▶ Problem statement: Comb the records below for the string "infrastructure" and copy each line where it turns up.

▶ The input:

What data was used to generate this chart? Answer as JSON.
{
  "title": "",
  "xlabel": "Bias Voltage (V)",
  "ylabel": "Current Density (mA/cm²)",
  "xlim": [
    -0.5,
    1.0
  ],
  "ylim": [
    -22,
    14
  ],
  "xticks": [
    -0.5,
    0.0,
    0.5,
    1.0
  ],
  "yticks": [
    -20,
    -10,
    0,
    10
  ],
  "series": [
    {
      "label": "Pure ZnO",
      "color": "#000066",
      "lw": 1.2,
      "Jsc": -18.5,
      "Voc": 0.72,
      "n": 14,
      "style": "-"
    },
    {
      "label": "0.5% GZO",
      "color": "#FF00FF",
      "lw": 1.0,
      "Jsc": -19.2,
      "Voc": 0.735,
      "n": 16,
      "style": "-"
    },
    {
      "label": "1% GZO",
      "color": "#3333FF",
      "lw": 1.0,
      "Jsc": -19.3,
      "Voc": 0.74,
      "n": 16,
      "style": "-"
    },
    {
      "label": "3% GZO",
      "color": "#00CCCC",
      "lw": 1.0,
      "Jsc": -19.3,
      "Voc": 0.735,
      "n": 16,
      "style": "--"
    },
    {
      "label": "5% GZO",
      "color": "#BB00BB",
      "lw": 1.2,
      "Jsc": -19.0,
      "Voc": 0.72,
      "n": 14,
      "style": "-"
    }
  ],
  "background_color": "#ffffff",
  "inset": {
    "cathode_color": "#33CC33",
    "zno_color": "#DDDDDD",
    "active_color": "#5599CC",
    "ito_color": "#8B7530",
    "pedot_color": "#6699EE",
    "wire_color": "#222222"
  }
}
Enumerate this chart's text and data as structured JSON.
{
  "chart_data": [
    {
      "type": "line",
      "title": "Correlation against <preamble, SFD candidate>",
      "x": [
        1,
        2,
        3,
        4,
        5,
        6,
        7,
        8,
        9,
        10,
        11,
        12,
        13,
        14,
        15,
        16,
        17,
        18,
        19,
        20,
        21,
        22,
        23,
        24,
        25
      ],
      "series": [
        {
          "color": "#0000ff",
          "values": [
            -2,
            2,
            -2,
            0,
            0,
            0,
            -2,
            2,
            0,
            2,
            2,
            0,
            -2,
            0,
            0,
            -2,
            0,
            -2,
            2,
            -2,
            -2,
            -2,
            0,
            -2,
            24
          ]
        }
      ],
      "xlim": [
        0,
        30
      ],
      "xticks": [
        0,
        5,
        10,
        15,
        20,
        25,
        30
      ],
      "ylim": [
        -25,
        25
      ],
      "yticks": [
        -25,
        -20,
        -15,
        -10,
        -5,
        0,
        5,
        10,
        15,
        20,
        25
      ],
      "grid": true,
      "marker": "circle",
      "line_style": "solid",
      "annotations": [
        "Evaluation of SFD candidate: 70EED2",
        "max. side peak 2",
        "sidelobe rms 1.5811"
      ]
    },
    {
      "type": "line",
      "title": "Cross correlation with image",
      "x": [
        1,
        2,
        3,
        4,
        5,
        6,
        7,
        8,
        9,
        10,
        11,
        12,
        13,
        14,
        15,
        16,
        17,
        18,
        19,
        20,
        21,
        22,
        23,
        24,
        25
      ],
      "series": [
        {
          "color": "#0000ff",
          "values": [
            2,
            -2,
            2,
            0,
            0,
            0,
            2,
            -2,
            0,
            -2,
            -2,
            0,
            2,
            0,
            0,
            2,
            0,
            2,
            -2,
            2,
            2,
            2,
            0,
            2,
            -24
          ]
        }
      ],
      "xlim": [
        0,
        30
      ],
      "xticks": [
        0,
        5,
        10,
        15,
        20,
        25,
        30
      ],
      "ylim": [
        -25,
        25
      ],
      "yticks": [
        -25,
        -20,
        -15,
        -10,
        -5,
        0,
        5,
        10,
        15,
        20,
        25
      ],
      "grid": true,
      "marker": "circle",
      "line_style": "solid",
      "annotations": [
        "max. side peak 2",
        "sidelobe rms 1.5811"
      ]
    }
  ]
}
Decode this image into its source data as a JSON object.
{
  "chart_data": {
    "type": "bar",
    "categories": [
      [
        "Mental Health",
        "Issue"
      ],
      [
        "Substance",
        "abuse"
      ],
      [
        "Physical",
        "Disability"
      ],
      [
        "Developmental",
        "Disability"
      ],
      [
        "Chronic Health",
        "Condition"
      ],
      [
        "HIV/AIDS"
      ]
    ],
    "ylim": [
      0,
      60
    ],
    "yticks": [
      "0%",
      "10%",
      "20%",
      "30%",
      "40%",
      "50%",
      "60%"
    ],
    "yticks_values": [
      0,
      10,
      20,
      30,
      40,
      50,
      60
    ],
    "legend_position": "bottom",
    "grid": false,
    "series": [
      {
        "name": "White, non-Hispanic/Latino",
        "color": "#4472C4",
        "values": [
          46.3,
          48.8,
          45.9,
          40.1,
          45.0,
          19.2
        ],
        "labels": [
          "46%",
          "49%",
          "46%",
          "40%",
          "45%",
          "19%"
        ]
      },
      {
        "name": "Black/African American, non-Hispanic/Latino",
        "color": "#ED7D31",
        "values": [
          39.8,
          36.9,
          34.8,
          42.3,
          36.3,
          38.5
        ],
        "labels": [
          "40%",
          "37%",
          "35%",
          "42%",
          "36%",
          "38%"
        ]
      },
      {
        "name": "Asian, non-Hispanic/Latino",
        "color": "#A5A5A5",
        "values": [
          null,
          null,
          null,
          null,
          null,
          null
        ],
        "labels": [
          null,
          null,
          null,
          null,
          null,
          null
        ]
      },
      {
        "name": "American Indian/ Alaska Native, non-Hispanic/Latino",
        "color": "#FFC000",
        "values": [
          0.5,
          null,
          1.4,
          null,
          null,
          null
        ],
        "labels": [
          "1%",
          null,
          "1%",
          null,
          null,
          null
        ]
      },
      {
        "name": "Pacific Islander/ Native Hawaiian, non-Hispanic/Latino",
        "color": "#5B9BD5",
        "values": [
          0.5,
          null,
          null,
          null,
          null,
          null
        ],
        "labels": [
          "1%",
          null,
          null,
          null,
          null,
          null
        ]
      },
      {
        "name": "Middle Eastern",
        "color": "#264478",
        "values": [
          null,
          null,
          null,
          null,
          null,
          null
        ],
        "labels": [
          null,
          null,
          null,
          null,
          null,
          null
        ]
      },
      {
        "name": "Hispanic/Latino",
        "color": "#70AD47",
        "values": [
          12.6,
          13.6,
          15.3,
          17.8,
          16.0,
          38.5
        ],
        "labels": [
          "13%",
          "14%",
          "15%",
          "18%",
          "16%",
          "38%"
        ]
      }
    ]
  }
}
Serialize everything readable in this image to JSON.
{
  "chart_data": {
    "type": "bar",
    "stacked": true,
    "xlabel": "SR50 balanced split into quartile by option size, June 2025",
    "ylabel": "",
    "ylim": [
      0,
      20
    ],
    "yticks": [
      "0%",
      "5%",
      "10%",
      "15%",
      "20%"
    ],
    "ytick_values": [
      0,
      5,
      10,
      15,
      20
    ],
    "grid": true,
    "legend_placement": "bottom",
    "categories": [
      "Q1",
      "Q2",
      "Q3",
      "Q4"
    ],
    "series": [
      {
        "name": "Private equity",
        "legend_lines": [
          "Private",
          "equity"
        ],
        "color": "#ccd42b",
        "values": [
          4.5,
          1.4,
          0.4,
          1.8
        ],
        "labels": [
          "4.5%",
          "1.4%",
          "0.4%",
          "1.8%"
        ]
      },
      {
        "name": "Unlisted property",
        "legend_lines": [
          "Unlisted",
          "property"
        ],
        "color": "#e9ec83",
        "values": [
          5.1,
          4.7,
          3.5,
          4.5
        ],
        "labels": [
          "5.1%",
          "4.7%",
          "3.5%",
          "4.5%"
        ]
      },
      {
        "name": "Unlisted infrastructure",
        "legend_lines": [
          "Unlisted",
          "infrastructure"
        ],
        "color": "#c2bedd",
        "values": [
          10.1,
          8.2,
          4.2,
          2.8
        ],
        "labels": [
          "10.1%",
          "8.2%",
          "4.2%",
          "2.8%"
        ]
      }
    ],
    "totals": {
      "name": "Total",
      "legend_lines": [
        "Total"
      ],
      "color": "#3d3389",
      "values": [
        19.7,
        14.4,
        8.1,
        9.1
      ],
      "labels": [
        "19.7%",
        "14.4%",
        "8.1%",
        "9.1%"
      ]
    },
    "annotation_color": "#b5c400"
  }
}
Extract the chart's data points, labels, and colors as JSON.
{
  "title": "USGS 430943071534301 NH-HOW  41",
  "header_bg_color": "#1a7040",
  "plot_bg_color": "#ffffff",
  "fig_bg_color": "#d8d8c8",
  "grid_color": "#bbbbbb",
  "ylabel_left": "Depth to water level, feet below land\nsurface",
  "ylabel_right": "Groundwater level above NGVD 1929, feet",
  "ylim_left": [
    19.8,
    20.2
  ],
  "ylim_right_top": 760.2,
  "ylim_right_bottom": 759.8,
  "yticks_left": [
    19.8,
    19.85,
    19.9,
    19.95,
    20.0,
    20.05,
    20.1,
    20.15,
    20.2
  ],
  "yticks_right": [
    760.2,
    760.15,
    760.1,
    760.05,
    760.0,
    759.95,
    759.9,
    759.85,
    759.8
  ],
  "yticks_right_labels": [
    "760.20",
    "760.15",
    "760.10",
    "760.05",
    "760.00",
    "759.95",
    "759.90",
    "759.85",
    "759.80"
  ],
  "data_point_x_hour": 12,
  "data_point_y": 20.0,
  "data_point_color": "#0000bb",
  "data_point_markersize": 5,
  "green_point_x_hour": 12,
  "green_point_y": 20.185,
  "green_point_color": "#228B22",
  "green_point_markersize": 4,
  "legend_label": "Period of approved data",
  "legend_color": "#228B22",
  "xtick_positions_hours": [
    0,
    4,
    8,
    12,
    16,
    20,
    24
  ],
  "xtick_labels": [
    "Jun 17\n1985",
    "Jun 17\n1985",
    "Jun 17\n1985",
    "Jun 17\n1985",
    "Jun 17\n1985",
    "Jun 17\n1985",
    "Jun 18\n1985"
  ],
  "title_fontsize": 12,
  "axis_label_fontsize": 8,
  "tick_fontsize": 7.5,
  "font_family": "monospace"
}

▶ Solution to the exercise:
        "name": "Unlisted infrastructure",
          "infrastructure"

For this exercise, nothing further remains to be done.